Select, from the data, each line where "下列说法正确的是" occurs.
Start Data supplied
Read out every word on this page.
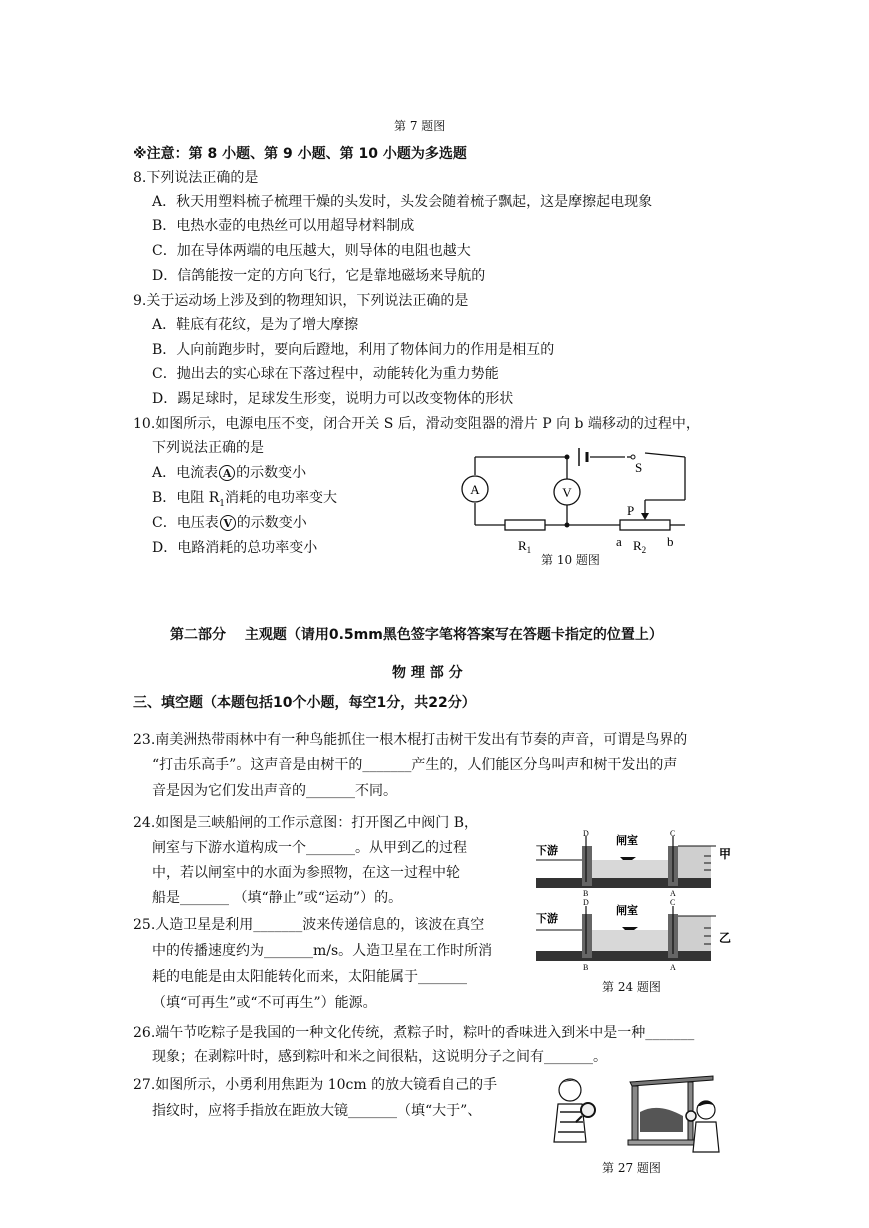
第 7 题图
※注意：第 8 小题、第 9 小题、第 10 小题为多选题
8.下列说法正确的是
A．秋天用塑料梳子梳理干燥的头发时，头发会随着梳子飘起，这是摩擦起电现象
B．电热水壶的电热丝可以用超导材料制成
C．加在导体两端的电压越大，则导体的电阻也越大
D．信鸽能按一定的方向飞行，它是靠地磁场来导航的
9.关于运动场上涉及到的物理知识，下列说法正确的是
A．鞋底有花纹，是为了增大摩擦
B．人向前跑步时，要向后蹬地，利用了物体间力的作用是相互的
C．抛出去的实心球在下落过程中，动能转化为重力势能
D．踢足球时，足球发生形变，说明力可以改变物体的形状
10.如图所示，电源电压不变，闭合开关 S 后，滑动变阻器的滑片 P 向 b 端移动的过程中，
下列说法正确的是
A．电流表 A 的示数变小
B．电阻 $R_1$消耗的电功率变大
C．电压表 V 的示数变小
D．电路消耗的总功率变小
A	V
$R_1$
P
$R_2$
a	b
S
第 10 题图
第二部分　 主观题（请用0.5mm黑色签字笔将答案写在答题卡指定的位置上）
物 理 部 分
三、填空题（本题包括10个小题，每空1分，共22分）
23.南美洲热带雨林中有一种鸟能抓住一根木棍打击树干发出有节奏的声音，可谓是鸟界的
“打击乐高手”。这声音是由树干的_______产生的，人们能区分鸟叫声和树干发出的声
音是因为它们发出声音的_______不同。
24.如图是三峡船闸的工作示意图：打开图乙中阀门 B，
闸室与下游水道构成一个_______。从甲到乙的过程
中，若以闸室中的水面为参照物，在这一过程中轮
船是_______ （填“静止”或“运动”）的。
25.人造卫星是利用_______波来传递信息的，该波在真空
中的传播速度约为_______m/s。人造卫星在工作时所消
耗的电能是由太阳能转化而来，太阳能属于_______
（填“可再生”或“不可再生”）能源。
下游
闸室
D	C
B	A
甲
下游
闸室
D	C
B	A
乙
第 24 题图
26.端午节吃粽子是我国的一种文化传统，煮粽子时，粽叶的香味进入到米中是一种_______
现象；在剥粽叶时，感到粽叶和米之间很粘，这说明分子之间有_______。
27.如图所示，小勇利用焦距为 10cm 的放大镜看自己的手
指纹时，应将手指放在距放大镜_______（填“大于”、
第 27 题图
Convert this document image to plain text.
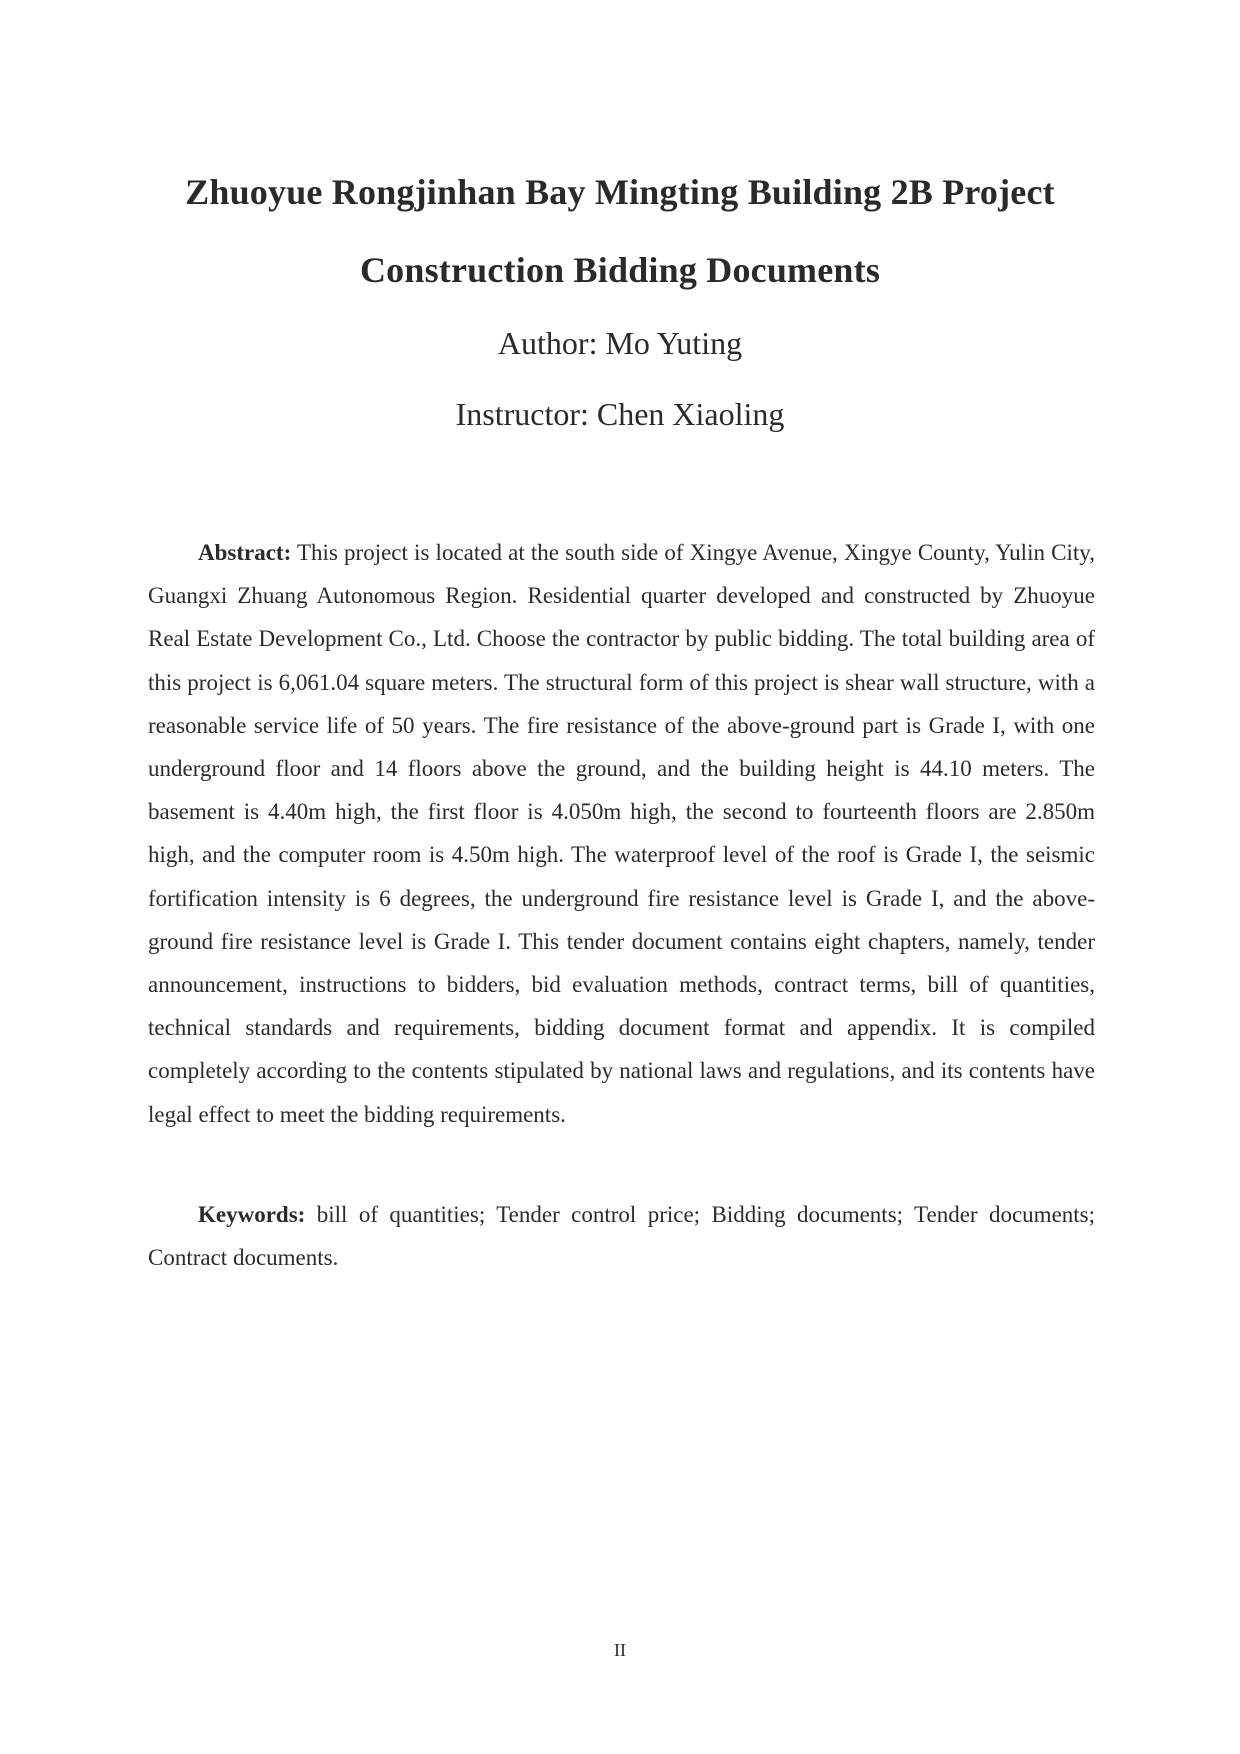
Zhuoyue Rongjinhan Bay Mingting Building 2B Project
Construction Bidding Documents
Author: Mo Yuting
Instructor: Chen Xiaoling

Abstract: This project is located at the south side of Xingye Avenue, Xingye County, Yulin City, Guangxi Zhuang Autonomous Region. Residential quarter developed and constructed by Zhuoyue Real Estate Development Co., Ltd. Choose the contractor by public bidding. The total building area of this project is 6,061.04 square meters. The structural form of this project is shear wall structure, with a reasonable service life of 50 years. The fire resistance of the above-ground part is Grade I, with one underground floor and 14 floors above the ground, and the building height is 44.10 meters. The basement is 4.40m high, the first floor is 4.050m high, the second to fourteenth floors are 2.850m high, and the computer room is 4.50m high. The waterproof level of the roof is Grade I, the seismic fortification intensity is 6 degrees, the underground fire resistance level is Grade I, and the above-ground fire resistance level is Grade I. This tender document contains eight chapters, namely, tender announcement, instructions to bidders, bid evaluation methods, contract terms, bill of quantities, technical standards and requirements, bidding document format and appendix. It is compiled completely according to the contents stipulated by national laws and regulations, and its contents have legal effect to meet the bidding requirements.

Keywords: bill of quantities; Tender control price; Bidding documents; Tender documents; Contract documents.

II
End Data supplied
**Full solution:**
8.下列说法正确的是
9.关于运动场上涉及到的物理知识，下列说法正确的是
下列说法正确的是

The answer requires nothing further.